Data records:
start

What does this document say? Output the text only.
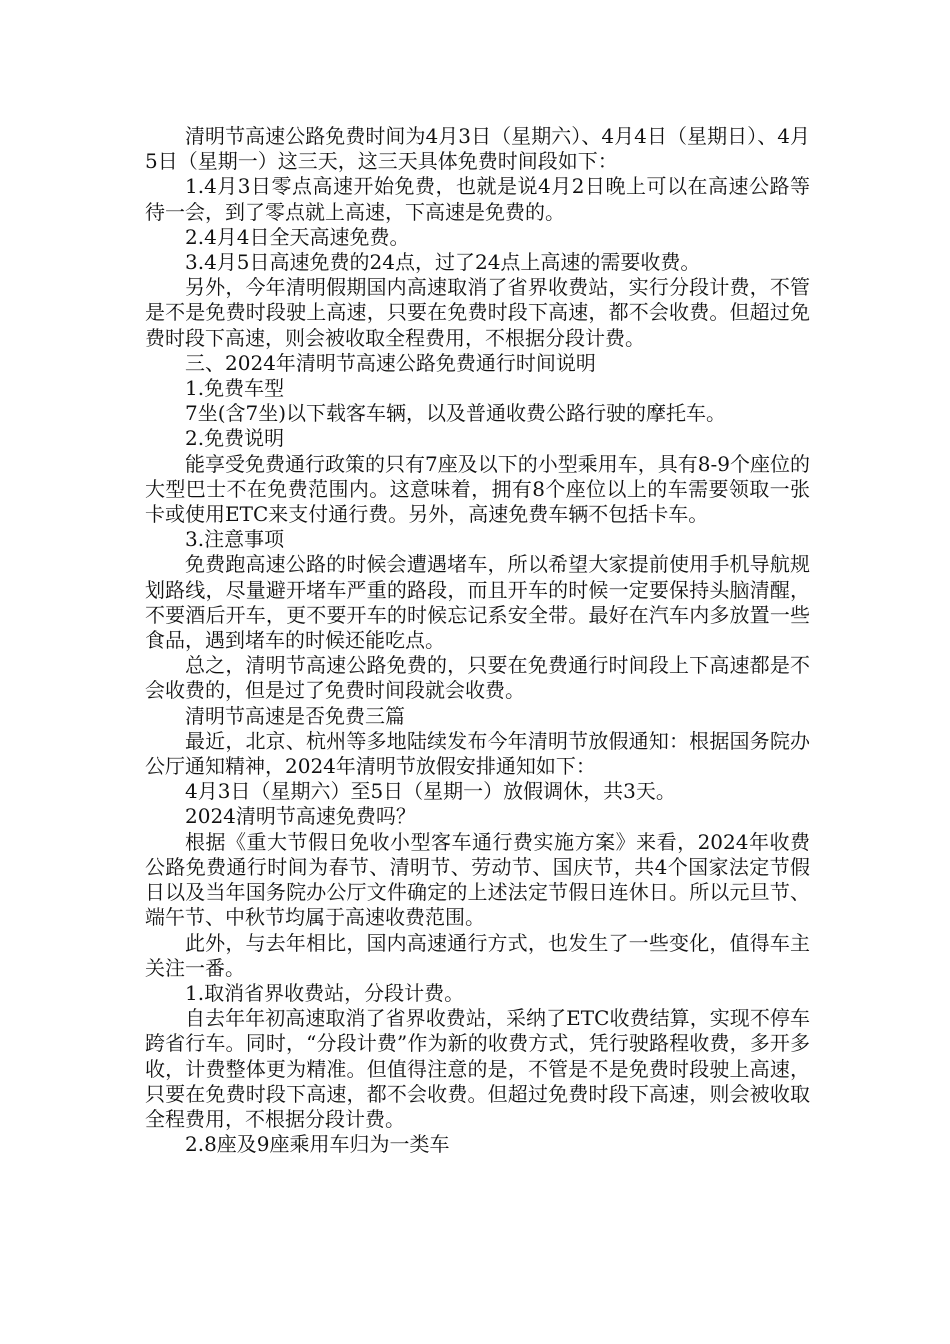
清明节高速公路免费时间为4月3日（星期六）、4月4日（星期日）、4月5日（星期一）这三天，这三天具体免费时间段如下：

1.4月3日零点高速开始免费，也就是说4月2日晚上可以在高速公路等待一会，到了零点就上高速，下高速是免费的。

2.4月4日全天高速免费。

3.4月5日高速免费的24点，过了24点上高速的需要收费。

另外，今年清明假期国内高速取消了省界收费站，实行分段计费，不管是不是免费时段驶上高速，只要在免费时段下高速，都不会收费。但超过免费时段下高速，则会被收取全程费用，不根据分段计费。

三、2024年清明节高速公路免费通行时间说明

1.免费车型

7坐(含7坐)以下载客车辆，以及普通收费公路行驶的摩托车。

2.免费说明

能享受免费通行政策的只有7座及以下的小型乘用车，具有8-9个座位的大型巴士不在免费范围内。这意味着，拥有8个座位以上的车需要领取一张卡或使用ETC来支付通行费。另外，高速免费车辆不包括卡车。

3.注意事项

免费跑高速公路的时候会遭遇堵车，所以希望大家提前使用手机导航规划路线，尽量避开堵车严重的路段，而且开车的时候一定要保持头脑清醒，不要酒后开车，更不要开车的时候忘记系安全带。最好在汽车内多放置一些食品，遇到堵车的时候还能吃点。

总之，清明节高速公路免费的，只要在免费通行时间段上下高速都是不会收费的，但是过了免费时间段就会收费。

清明节高速是否免费三篇

最近，北京、杭州等多地陆续发布今年清明节放假通知：根据国务院办公厅通知精神，2024年清明节放假安排通知如下：

4月3日（星期六）至5日（星期一）放假调休，共3天。

2024清明节高速免费吗？

根据《重大节假日免收小型客车通行费实施方案》来看，2024年收费公路免费通行时间为春节、清明节、劳动节、国庆节，共4个国家法定节假日以及当年国务院办公厅文件确定的上述法定节假日连休日。所以元旦节、端午节、中秋节均属于高速收费范围。

此外，与去年相比，国内高速通行方式，也发生了一些变化，值得车主关注一番。

1.取消省界收费站，分段计费。

自去年年初高速取消了省界收费站，采纳了ETC收费结算，实现不停车跨省行车。同时，“分段计费”作为新的收费方式，凭行驶路程收费，多开多收，计费整体更为精准。但值得注意的是，不管是不是免费时段驶上高速，只要在免费时段下高速，都不会收费。但超过免费时段下高速，则会被收取全程费用，不根据分段计费。

2.8座及9座乘用车归为一类车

end

GIVEN EXERCISE: Reply with nothing except the number of lines in the listing above that include the string "则会被收取全程费用".

REPLY TO THE EXERCISE: 2